:: AIM OF THE EXERCISE ::
Keep only the lines of the data below that contain "What", and copy them.

:: MATERIAL ::
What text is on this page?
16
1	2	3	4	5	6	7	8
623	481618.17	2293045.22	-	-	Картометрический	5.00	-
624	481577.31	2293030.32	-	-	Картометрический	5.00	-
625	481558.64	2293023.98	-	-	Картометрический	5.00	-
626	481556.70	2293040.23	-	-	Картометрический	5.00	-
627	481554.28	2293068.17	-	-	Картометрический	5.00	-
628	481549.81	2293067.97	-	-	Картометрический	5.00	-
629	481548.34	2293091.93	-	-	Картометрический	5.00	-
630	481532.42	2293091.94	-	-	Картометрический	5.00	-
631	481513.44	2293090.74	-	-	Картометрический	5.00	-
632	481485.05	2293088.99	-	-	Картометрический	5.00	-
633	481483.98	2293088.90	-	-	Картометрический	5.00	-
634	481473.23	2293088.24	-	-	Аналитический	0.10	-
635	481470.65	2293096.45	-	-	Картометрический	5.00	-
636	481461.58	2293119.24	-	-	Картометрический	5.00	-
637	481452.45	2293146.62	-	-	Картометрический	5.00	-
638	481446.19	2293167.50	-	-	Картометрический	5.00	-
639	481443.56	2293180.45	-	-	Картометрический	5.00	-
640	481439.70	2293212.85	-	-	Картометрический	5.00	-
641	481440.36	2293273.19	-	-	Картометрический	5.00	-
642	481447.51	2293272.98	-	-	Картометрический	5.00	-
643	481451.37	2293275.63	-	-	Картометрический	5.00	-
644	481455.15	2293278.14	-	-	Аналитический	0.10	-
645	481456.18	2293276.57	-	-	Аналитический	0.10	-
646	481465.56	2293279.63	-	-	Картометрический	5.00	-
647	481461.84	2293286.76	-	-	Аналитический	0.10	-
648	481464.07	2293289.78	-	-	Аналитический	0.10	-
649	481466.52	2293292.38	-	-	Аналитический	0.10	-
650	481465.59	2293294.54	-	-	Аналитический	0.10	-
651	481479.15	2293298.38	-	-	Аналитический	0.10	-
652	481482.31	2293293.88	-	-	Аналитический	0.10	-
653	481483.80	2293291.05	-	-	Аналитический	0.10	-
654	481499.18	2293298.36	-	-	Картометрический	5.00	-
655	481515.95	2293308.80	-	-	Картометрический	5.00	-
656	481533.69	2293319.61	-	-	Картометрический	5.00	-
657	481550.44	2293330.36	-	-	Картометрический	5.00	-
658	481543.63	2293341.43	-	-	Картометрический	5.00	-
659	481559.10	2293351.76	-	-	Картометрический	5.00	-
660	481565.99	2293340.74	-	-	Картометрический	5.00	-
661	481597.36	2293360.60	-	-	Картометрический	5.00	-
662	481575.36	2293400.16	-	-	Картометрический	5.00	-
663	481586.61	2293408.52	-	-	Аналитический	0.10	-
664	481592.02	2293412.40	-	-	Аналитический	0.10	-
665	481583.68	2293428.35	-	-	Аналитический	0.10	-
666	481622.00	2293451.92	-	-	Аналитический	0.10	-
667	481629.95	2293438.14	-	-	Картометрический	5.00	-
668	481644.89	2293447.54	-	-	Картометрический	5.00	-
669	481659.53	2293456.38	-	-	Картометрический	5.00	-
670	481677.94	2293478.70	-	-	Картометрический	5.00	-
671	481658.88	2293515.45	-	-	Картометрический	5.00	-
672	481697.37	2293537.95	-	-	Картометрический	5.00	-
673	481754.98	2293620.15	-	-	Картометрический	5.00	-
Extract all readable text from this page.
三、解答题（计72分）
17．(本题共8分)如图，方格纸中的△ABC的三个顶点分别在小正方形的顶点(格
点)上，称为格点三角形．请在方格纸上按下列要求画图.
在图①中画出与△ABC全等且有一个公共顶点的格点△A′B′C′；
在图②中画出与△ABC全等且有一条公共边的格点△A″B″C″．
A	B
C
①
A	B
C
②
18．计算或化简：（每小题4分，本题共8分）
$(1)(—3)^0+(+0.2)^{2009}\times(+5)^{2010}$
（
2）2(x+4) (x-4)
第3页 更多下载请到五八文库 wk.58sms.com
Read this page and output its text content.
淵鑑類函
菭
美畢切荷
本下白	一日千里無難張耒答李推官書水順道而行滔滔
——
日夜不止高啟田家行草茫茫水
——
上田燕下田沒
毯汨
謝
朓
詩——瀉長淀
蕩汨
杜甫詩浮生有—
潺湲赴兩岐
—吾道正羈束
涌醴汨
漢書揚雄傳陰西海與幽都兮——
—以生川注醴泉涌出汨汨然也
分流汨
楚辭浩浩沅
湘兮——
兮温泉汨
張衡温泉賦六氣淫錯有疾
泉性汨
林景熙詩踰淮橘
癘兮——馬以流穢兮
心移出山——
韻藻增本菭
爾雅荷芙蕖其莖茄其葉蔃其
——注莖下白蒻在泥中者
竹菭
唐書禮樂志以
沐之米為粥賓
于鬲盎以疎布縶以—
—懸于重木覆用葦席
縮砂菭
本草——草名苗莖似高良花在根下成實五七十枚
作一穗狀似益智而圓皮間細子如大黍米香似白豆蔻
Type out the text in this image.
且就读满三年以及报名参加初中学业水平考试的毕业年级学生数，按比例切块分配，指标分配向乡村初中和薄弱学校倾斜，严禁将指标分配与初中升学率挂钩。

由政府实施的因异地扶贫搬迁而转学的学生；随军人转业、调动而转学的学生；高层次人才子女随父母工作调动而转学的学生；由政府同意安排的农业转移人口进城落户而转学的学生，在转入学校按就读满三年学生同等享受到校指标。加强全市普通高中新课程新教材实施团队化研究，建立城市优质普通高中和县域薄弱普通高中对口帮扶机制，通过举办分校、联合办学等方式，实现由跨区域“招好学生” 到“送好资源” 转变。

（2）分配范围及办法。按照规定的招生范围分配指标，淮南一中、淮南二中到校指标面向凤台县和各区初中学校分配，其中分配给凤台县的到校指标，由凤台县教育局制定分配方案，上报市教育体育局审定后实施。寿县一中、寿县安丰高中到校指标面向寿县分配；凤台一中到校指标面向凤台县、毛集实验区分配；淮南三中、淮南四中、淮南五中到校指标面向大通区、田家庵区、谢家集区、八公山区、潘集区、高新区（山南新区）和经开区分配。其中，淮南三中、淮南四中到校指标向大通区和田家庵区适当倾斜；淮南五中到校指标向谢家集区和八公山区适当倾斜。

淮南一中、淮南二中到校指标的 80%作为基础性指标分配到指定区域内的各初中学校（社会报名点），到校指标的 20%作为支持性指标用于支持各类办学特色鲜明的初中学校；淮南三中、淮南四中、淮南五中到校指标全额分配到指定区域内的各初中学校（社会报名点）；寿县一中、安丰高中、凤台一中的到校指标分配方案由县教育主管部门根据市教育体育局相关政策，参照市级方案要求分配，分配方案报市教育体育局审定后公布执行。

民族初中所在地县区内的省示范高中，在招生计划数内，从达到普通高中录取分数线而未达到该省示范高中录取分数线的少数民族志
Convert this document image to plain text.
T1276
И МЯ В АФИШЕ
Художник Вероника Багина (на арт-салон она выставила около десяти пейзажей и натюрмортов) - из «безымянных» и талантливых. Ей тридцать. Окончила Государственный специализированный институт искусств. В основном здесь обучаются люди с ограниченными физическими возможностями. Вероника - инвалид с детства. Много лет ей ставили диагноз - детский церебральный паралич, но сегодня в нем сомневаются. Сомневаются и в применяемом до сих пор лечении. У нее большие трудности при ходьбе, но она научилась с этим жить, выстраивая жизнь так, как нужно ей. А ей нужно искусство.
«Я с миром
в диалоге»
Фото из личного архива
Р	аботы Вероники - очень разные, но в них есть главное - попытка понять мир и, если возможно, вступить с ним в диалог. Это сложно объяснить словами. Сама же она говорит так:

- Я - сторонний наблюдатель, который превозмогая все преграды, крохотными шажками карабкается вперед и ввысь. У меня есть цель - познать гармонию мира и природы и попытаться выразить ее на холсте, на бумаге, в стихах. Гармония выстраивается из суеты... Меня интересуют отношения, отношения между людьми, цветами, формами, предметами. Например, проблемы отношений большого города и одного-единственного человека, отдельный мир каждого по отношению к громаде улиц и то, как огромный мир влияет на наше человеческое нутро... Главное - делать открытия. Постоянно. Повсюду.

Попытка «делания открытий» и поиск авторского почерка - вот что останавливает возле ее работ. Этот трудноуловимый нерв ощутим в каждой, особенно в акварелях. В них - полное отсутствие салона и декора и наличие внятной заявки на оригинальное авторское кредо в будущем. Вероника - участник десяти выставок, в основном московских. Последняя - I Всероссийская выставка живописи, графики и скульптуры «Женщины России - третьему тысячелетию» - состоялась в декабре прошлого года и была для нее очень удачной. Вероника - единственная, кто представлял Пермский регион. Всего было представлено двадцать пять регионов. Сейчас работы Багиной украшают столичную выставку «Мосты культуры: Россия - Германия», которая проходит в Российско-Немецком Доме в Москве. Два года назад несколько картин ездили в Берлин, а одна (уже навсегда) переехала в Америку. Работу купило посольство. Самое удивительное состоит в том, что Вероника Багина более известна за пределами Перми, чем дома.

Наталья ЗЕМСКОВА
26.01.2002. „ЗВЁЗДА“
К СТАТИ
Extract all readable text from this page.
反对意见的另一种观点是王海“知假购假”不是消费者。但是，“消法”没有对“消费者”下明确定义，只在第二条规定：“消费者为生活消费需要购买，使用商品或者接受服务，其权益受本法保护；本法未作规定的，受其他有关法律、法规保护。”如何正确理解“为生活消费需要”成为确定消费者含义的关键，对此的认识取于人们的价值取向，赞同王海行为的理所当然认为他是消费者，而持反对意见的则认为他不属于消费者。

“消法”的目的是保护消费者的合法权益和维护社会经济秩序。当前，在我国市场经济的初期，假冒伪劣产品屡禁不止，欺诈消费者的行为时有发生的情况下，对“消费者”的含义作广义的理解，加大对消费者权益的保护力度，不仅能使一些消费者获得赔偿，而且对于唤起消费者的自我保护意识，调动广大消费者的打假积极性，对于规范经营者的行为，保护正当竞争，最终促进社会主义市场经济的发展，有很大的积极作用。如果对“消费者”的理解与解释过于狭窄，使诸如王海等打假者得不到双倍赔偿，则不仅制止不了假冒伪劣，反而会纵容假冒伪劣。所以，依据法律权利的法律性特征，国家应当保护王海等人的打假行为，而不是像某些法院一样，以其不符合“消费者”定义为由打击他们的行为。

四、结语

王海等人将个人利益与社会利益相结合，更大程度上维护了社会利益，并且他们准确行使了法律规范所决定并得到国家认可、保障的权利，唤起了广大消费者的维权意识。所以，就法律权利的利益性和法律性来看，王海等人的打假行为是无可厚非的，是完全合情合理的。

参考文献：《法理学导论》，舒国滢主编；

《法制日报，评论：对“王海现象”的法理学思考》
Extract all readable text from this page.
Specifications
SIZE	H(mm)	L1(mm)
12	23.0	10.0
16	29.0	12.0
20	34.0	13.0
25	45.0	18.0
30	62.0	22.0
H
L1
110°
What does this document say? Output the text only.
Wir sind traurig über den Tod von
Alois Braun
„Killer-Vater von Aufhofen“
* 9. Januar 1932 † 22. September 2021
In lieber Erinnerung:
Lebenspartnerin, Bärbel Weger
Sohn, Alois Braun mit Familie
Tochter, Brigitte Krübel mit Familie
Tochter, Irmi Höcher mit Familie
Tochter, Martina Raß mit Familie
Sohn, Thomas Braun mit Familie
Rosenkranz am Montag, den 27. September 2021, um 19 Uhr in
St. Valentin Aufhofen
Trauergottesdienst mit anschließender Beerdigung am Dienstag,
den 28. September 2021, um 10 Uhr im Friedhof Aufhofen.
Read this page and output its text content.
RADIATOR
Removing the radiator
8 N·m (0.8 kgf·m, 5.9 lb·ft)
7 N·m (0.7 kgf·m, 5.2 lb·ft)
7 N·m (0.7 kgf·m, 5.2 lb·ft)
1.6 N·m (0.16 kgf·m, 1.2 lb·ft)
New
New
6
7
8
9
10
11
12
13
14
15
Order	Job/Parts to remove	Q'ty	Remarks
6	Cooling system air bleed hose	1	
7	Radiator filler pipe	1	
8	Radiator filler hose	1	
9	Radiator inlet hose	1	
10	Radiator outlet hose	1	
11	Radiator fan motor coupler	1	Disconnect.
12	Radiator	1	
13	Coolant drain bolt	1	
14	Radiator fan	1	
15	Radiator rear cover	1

:: THE COMPLETED TASK ::
What text is on this page?
What does this document say? Output the text only.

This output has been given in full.